**Job:** Answer with one number: how many lines hold "Pajak".

Rows from a dataset:
•••

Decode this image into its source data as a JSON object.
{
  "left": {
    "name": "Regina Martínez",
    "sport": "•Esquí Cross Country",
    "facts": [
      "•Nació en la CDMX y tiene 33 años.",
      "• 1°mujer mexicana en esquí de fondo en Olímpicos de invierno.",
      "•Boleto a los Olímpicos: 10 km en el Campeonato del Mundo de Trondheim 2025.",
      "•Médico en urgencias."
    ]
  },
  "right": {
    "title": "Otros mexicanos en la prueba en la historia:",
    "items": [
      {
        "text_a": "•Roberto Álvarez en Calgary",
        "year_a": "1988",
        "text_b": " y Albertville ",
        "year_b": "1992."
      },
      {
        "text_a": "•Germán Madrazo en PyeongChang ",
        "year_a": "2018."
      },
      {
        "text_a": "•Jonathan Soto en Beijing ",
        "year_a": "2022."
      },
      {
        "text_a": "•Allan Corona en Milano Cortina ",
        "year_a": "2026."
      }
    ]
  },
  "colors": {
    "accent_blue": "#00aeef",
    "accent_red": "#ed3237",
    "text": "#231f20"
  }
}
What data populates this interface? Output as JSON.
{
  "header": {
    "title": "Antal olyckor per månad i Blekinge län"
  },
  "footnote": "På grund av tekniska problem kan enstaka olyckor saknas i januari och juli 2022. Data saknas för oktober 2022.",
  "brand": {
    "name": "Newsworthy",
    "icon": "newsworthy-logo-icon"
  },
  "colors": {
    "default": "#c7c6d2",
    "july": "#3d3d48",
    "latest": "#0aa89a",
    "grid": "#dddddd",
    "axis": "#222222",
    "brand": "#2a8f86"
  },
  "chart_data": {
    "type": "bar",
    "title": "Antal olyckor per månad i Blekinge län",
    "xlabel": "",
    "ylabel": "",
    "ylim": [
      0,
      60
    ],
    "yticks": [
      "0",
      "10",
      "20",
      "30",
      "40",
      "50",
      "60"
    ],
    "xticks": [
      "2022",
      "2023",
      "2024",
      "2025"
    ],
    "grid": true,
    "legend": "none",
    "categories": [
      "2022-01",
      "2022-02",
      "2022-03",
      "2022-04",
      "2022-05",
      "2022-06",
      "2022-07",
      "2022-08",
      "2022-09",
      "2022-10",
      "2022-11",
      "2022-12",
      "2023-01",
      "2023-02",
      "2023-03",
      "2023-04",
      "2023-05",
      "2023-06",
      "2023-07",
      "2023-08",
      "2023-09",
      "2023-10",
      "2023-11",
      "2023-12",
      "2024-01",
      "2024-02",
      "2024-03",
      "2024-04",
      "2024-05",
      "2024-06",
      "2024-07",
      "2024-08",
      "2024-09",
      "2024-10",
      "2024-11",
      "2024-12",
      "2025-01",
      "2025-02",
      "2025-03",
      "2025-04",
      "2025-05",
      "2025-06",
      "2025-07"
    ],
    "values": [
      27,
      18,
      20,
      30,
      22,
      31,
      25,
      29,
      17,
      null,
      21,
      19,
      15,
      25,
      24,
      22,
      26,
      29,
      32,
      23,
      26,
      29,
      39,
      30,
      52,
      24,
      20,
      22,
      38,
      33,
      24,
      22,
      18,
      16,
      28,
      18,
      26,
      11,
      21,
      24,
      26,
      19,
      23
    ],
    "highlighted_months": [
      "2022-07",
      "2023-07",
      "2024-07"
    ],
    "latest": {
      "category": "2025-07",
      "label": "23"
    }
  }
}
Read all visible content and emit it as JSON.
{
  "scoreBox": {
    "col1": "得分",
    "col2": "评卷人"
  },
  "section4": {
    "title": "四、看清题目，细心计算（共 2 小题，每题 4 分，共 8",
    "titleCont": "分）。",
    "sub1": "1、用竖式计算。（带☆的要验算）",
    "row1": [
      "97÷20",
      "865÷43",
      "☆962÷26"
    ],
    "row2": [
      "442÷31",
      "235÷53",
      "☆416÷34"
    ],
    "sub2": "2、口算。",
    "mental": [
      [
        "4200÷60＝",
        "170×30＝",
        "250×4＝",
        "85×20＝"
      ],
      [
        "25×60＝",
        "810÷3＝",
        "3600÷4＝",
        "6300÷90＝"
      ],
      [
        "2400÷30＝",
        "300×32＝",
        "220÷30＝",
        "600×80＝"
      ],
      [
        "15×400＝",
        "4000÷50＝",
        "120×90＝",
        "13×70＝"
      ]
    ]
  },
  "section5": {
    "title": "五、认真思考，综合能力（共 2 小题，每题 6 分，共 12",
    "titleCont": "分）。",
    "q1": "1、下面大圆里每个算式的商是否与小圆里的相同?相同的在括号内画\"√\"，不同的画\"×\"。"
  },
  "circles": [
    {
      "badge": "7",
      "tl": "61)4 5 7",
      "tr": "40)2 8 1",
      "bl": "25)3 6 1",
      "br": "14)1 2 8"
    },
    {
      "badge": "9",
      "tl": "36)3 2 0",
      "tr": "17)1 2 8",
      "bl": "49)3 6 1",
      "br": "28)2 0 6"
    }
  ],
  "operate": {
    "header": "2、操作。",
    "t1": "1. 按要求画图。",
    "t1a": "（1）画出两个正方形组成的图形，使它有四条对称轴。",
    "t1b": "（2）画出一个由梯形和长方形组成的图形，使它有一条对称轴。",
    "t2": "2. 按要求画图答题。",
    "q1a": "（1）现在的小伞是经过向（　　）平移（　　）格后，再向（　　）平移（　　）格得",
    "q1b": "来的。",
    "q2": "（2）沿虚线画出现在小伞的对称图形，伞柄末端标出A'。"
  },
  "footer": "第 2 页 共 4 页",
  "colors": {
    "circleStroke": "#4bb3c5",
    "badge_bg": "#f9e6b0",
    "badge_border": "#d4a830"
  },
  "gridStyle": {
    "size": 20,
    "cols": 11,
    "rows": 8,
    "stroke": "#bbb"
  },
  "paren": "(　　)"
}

•••

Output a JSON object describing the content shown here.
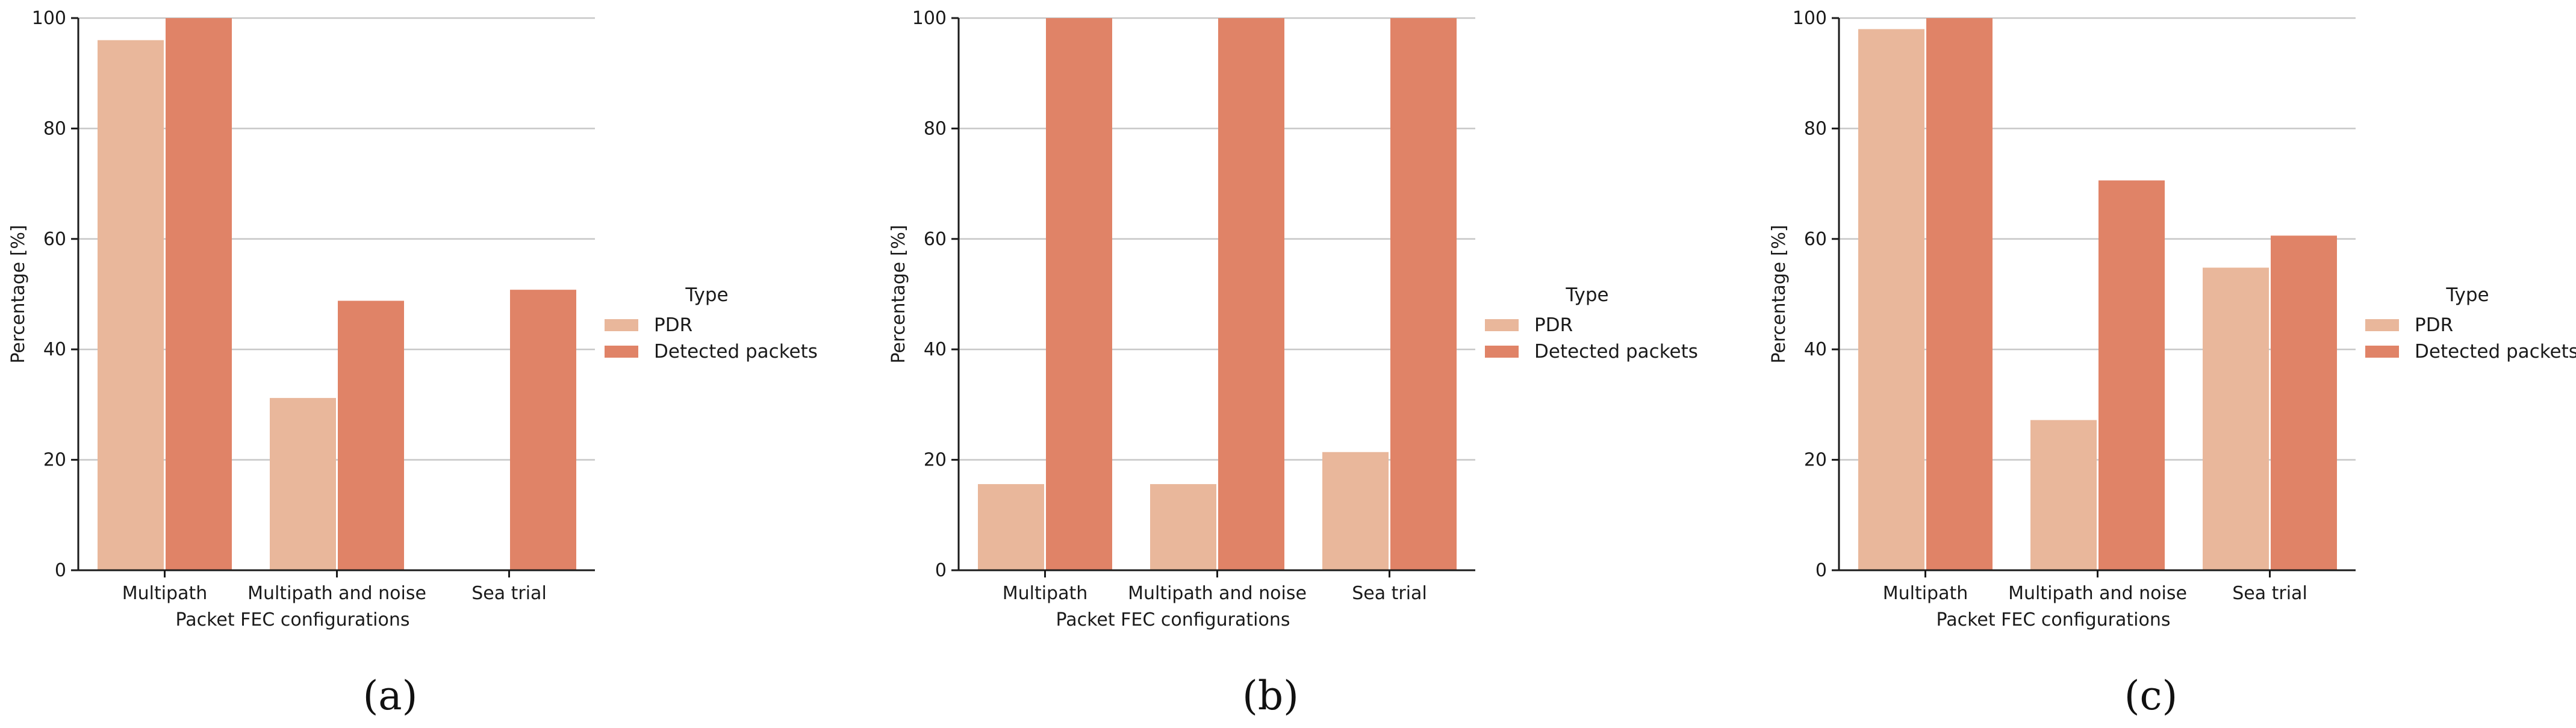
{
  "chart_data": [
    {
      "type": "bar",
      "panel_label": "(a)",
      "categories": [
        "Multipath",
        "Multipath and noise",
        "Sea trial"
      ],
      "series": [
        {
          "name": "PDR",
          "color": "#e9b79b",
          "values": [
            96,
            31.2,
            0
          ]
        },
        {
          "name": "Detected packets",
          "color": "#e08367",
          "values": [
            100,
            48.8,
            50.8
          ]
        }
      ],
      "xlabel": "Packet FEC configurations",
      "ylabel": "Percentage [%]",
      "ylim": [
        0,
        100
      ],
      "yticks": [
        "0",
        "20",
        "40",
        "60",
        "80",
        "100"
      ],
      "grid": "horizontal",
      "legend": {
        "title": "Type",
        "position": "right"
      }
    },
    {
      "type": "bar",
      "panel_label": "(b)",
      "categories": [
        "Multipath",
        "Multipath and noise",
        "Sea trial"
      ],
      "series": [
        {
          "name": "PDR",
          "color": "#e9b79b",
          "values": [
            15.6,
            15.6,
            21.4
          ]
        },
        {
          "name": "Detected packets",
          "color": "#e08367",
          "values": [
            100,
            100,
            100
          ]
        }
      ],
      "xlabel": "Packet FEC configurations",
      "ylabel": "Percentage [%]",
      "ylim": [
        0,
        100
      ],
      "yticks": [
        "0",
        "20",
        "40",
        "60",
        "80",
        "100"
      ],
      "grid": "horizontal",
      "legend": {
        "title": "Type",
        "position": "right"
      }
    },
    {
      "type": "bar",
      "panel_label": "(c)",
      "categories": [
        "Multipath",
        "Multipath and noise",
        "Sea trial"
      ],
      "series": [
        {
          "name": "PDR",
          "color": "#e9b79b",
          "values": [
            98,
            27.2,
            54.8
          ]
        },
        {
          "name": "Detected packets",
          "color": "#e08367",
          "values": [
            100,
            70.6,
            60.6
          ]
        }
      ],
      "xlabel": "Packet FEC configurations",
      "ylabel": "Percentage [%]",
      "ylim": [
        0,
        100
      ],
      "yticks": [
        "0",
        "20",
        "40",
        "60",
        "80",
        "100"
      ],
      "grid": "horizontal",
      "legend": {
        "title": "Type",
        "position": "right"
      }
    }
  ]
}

•••

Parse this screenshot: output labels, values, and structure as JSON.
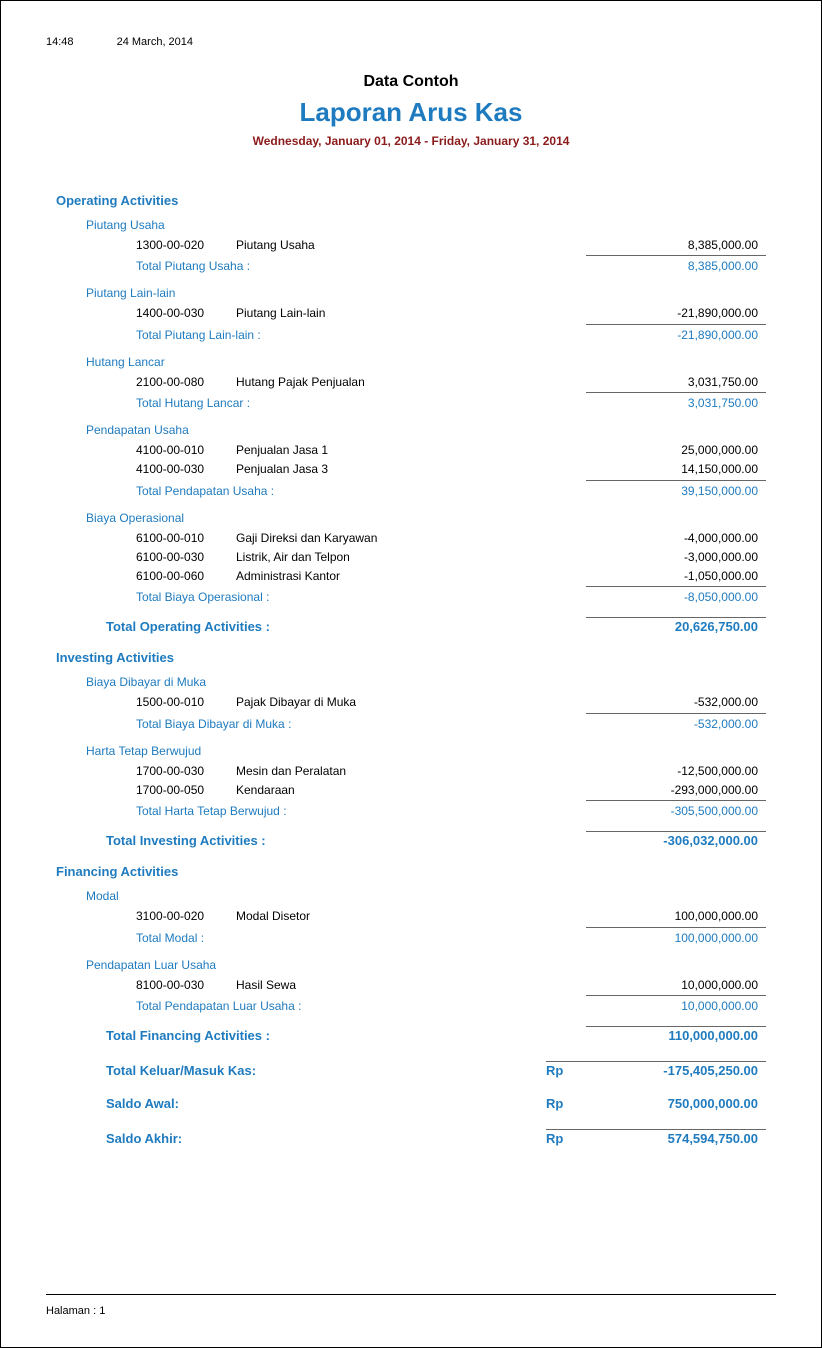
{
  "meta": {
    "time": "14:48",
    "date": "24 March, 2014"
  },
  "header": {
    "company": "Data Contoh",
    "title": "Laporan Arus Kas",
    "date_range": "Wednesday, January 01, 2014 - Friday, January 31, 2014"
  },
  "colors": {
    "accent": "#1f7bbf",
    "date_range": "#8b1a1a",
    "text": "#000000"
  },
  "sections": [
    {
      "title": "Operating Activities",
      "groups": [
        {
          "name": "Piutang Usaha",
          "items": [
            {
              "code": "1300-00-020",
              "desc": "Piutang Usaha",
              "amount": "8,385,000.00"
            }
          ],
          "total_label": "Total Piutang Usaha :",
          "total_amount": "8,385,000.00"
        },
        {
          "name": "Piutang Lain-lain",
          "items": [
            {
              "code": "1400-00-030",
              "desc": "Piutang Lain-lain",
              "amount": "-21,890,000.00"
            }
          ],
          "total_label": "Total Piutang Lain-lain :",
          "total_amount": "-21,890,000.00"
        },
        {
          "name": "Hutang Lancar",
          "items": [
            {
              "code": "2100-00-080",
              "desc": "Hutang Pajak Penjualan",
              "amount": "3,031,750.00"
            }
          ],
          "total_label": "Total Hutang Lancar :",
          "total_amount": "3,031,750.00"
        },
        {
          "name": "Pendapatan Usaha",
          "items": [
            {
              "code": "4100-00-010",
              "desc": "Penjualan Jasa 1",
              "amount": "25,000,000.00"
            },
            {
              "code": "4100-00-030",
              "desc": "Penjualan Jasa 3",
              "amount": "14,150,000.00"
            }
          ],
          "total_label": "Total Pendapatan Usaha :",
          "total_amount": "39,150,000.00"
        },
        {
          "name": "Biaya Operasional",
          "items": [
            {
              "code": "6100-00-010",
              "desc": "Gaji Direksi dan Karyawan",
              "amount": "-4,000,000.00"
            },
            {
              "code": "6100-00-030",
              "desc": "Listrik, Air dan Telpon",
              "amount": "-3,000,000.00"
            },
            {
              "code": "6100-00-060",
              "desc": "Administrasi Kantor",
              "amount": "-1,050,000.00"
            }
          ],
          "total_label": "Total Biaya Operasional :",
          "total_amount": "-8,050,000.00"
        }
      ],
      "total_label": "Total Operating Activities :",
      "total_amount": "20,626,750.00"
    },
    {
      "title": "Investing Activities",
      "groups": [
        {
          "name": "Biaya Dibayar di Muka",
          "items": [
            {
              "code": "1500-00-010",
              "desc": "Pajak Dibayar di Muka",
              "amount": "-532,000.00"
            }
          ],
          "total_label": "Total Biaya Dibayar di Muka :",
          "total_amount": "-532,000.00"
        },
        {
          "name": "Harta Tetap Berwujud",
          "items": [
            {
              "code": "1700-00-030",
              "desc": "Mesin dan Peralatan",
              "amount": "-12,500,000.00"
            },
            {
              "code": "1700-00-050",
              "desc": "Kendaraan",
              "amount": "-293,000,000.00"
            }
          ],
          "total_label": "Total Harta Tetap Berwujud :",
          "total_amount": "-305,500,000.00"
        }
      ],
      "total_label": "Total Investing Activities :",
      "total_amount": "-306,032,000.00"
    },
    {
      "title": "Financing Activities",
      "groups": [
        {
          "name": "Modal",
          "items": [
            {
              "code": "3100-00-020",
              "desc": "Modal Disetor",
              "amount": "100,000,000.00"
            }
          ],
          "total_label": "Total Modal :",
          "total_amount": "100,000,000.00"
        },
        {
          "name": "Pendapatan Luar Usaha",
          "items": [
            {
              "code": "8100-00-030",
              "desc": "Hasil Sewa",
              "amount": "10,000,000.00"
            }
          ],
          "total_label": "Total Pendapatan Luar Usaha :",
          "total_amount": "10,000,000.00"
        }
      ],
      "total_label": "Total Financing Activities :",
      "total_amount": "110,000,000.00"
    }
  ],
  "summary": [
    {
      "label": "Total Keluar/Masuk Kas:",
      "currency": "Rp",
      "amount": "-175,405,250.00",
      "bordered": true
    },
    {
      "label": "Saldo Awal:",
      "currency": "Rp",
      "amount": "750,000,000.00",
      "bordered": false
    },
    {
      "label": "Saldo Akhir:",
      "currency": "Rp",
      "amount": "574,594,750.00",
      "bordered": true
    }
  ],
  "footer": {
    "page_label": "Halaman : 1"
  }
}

•••

**The completed task:** 2